■ **Task statement**
Do any lines in the data below contain "scale"? If so, copy every one of them.

※

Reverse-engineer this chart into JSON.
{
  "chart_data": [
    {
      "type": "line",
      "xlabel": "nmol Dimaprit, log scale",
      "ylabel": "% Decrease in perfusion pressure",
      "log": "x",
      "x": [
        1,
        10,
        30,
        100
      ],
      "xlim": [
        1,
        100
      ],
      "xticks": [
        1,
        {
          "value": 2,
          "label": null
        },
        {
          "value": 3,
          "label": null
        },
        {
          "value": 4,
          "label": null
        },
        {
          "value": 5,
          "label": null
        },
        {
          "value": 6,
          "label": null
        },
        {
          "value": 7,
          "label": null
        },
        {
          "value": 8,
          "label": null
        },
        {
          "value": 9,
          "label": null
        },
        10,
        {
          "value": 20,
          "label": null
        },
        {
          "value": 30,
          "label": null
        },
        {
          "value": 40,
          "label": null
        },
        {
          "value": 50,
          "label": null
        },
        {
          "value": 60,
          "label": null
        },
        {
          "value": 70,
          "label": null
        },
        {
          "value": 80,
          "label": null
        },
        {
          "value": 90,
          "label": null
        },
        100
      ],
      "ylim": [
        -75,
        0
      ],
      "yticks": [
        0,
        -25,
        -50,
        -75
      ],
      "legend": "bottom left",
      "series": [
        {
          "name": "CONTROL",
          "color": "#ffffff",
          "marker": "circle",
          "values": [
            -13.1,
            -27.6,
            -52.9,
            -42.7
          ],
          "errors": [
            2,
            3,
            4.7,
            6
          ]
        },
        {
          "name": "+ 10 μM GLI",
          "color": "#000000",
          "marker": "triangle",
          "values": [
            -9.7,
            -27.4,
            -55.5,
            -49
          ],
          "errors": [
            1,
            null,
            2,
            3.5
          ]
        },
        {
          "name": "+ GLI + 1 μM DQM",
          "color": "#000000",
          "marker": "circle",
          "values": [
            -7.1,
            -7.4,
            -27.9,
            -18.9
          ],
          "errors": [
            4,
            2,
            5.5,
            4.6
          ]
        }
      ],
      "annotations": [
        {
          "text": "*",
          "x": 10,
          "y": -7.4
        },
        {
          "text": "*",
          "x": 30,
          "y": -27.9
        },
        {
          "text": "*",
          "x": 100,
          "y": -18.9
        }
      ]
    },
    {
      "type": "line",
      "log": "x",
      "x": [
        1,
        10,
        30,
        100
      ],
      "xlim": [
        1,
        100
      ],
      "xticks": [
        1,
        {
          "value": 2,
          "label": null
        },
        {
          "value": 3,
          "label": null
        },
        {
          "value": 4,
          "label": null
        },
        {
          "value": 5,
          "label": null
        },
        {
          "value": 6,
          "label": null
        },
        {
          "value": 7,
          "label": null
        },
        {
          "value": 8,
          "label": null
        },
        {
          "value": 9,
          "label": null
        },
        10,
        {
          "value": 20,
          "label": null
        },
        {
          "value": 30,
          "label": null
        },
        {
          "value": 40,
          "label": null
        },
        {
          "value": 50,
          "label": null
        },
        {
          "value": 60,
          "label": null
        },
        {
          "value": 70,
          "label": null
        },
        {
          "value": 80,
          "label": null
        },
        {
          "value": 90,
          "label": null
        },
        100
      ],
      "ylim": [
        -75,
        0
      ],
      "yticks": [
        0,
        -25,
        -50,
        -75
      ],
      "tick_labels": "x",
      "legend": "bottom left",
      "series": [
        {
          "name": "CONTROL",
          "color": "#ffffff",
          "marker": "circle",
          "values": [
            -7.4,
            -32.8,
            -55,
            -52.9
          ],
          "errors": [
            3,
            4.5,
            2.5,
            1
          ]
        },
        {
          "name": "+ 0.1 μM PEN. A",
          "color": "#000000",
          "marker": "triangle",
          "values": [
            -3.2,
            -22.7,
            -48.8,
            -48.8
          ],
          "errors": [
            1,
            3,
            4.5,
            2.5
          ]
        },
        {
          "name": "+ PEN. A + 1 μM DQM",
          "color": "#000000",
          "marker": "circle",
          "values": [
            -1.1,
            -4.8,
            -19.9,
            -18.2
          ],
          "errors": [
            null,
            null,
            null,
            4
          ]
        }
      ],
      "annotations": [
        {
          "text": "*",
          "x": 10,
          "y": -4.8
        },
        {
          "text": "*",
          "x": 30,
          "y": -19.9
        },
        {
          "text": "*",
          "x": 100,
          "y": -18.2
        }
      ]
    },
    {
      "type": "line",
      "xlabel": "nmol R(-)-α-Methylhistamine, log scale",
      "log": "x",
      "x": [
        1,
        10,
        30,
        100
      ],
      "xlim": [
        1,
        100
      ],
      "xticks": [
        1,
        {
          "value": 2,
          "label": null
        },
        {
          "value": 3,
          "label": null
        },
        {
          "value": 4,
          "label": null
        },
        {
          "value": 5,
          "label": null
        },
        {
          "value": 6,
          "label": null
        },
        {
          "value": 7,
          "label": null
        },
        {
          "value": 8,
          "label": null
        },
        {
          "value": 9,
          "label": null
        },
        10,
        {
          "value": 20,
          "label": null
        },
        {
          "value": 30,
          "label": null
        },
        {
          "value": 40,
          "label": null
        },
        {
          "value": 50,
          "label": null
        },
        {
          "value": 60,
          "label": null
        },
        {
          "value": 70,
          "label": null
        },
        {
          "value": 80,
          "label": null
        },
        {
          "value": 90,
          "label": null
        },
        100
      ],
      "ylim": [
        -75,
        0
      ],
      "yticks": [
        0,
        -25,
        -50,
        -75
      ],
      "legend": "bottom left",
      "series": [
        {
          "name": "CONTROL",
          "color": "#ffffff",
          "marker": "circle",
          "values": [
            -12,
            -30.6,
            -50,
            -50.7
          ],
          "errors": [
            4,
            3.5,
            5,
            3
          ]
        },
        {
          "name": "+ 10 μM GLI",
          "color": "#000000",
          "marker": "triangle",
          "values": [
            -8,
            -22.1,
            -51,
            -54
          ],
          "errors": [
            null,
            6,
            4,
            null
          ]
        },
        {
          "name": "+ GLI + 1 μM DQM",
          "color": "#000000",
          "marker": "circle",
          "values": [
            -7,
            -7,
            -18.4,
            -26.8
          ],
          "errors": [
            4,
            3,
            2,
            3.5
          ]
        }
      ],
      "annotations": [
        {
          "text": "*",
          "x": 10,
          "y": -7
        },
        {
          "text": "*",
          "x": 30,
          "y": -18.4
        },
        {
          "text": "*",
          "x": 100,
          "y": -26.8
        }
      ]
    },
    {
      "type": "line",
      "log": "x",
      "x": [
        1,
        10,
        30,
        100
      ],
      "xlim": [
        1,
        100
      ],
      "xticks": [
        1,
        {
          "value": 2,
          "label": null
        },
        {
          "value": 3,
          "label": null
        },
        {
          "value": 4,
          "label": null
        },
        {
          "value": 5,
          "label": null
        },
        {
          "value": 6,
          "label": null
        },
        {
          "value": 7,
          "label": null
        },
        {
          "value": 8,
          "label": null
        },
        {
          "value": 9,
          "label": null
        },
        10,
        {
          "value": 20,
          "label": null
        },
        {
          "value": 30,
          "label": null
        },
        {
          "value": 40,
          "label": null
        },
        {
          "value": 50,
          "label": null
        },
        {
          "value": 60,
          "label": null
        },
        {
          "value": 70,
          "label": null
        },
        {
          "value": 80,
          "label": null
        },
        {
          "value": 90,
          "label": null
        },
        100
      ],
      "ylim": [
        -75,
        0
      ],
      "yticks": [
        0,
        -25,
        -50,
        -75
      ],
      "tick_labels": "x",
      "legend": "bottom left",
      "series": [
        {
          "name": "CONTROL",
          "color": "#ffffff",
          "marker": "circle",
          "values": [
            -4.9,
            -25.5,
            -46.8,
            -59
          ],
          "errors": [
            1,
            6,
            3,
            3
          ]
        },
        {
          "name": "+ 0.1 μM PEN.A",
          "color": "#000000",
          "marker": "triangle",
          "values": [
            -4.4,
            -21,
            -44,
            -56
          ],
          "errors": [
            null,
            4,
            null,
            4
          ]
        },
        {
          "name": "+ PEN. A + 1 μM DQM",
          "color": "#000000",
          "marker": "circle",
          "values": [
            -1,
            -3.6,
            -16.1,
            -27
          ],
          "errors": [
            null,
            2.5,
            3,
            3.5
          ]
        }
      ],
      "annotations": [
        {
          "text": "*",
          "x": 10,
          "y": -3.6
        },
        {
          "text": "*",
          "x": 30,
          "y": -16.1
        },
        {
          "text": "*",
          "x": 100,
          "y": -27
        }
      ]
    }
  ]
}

※

■ **Task output**
      "xlabel": "nmol Dimaprit, log scale",
      "xlabel": "nmol R(-)-α-Methylhistamine, log scale",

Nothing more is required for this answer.